* **Given task**:
Each record is to be transcribed exactly.

--------------------------------------------------

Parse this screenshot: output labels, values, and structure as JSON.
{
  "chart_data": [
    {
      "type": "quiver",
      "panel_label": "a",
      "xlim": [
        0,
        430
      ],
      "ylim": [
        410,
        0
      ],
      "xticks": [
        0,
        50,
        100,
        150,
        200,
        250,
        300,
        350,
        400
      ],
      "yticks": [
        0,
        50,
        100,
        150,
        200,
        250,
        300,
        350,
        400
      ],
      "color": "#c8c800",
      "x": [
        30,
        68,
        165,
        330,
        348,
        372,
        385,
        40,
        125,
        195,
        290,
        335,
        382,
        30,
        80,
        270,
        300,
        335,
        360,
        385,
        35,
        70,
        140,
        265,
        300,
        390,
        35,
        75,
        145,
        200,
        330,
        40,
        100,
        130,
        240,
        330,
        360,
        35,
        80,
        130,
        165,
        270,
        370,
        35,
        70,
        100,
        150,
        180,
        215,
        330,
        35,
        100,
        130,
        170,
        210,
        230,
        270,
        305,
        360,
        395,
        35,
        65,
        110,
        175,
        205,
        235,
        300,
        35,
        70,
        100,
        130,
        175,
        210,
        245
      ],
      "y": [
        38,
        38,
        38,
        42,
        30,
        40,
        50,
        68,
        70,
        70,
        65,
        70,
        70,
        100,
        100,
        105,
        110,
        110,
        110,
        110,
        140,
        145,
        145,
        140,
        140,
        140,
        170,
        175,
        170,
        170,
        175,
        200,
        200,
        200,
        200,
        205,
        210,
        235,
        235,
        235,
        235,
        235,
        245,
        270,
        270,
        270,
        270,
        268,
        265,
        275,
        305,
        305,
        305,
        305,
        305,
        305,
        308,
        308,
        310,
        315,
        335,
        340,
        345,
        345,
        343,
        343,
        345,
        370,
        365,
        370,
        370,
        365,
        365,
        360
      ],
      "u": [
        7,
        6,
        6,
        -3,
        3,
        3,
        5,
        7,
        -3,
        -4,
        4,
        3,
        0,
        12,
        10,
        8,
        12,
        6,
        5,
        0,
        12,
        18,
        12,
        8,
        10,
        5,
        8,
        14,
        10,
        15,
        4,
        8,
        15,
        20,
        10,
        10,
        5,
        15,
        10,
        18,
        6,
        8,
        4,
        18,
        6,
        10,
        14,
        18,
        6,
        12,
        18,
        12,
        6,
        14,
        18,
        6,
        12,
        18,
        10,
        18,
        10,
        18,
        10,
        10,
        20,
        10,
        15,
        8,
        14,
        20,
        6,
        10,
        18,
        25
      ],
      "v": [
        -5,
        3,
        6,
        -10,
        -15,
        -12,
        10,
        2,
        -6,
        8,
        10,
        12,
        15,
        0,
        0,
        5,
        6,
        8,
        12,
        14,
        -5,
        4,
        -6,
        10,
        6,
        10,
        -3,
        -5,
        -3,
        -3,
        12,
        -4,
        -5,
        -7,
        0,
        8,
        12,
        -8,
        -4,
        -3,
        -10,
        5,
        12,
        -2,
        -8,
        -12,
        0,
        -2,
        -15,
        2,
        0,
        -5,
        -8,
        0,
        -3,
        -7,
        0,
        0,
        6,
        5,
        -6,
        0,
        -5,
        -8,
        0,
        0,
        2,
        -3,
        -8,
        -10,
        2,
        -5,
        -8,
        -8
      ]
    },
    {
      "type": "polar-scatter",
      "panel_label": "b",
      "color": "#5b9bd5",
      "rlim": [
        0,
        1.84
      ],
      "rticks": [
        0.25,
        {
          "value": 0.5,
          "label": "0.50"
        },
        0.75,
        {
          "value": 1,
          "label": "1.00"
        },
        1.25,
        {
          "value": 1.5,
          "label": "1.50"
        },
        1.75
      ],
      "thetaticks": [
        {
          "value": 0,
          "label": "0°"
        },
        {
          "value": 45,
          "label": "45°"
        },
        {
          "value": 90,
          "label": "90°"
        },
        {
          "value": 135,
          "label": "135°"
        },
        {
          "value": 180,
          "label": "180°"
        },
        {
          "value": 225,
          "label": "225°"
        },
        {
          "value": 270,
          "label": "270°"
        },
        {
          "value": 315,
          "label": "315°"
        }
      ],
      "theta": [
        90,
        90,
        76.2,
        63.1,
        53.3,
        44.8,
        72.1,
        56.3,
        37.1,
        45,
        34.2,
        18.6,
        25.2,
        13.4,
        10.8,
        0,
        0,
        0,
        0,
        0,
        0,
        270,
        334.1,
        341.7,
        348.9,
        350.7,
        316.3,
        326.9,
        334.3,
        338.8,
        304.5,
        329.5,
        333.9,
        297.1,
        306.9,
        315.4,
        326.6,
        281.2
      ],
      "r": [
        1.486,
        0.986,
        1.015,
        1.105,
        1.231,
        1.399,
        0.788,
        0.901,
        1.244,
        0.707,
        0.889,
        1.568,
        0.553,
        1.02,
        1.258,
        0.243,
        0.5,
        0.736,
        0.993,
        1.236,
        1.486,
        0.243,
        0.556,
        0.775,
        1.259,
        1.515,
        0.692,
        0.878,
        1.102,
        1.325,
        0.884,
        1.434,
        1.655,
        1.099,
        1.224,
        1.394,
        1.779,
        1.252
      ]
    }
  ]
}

--------------------------------------------------

* **Result**:
Parse this screenshot: output labels, values, and structure as JSON.
{
  "chart_data": [
    {
      "type": "quiver",
      "panel_label": "a",
      "xlim": [
        0,
        430
      ],
      "ylim": [
        410,
        0
      ],
      "xticks": [
        0,
        50,
        100,
        150,
        200,
        250,
        300,
        350,
        400
      ],
      "yticks": [
        0,
        50,
        100,
        150,
        200,
        250,
        300,
        350,
        400
      ],
      "color": "#c8c800",
      "x": [
        30,
        68,
        165,
        330,
        348,
        372,
        385,
        40,
        125,
        195,
        290,
        335,
        382,
        30,
        80,
        270,
        300,
        335,
        360,
        385,
        35,
        70,
        140,
        265,
        300,
        390,
        35,
        75,
        145,
        200,
        330,
        40,
        100,
        130,
        240,
        330,
        360,
        35,
        80,
        130,
        165,
        270,
        370,
        35,
        70,
        100,
        150,
        180,
        215,
        330,
        35,
        100,
        130,
        170,
        210,
        230,
        270,
        305,
        360,
        395,
        35,
        65,
        110,
        175,
        205,
        235,
        300,
        35,
        70,
        100,
        130,
        175,
        210,
        245
      ],
      "y": [
        38,
        38,
        38,
        42,
        30,
        40,
        50,
        68,
        70,
        70,
        65,
        70,
        70,
        100,
        100,
        105,
        110,
        110,
        110,
        110,
        140,
        145,
        145,
        140,
        140,
        140,
        170,
        175,
        170,
        170,
        175,
        200,
        200,
        200,
        200,
        205,
        210,
        235,
        235,
        235,
        235,
        235,
        245,
        270,
        270,
        270,
        270,
        268,
        265,
        275,
        305,
        305,
        305,
        305,
        305,
        305,
        308,
        308,
        310,
        315,
        335,
        340,
        345,
        345,
        343,
        343,
        345,
        370,
        365,
        370,
        370,
        365,
        365,
        360
      ],
      "u": [
        7,
        6,
        6,
        -3,
        3,
        3,
        5,
        7,
        -3,
        -4,
        4,
        3,
        0,
        12,
        10,
        8,
        12,
        6,
        5,
        0,
        12,
        18,
        12,
        8,
        10,
        5,
        8,
        14,
        10,
        15,
        4,
        8,
        15,
        20,
        10,
        10,
        5,
        15,
        10,
        18,
        6,
        8,
        4,
        18,
        6,
        10,
        14,
        18,
        6,
        12,
        18,
        12,
        6,
        14,
        18,
        6,
        12,
        18,
        10,
        18,
        10,
        18,
        10,
        10,
        20,
        10,
        15,
        8,
        14,
        20,
        6,
        10,
        18,
        25
      ],
      "v": [
        -5,
        3,
        6,
        -10,
        -15,
        -12,
        10,
        2,
        -6,
        8,
        10,
        12,
        15,
        0,
        0,
        5,
        6,
        8,
        12,
        14,
        -5,
        4,
        -6,
        10,
        6,
        10,
        -3,
        -5,
        -3,
        -3,
        12,
        -4,
        -5,
        -7,
        0,
        8,
        12,
        -8,
        -4,
        -3,
        -10,
        5,
        12,
        -2,
        -8,
        -12,
        0,
        -2,
        -15,
        2,
        0,
        -5,
        -8,
        0,
        -3,
        -7,
        0,
        0,
        6,
        5,
        -6,
        0,
        -5,
        -8,
        0,
        0,
        2,
        -3,
        -8,
        -10,
        2,
        -5,
        -8,
        -8
      ]
    },
    {
      "type": "polar-scatter",
      "panel_label": "b",
      "color": "#5b9bd5",
      "rlim": [
        0,
        1.84
      ],
      "rticks": [
        0.25,
        {
          "value": 0.5,
          "label": "0.50"
        },
        0.75,
        {
          "value": 1,
          "label": "1.00"
        },
        1.25,
        {
          "value": 1.5,
          "label": "1.50"
        },
        1.75
      ],
      "thetaticks": [
        {
          "value": 0,
          "label": "0°"
        },
        {
          "value": 45,
          "label": "45°"
        },
        {
          "value": 90,
          "label": "90°"
        },
        {
          "value": 135,
          "label": "135°"
        },
        {
          "value": 180,
          "label": "180°"
        },
        {
          "value": 225,
          "label": "225°"
        },
        {
          "value": 270,
          "label": "270°"
        },
        {
          "value": 315,
          "label": "315°"
        }
      ],
      "theta": [
        90,
        90,
        76.2,
        63.1,
        53.3,
        44.8,
        72.1,
        56.3,
        37.1,
        45,
        34.2,
        18.6,
        25.2,
        13.4,
        10.8,
        0,
        0,
        0,
        0,
        0,
        0,
        270,
        334.1,
        341.7,
        348.9,
        350.7,
        316.3,
        326.9,
        334.3,
        338.8,
        304.5,
        329.5,
        333.9,
        297.1,
        306.9,
        315.4,
        326.6,
        281.2
      ],
      "r": [
        1.486,
        0.986,
        1.015,
        1.105,
        1.231,
        1.399,
        0.788,
        0.901,
        1.244,
        0.707,
        0.889,
        1.568,
        0.553,
        1.02,
        1.258,
        0.243,
        0.5,
        0.736,
        0.993,
        1.236,
        1.486,
        0.243,
        0.556,
        0.775,
        1.259,
        1.515,
        0.692,
        0.878,
        1.102,
        1.325,
        0.884,
        1.434,
        1.655,
        1.099,
        1.224,
        1.394,
        1.779,
        1.252
      ]
    }
  ]
}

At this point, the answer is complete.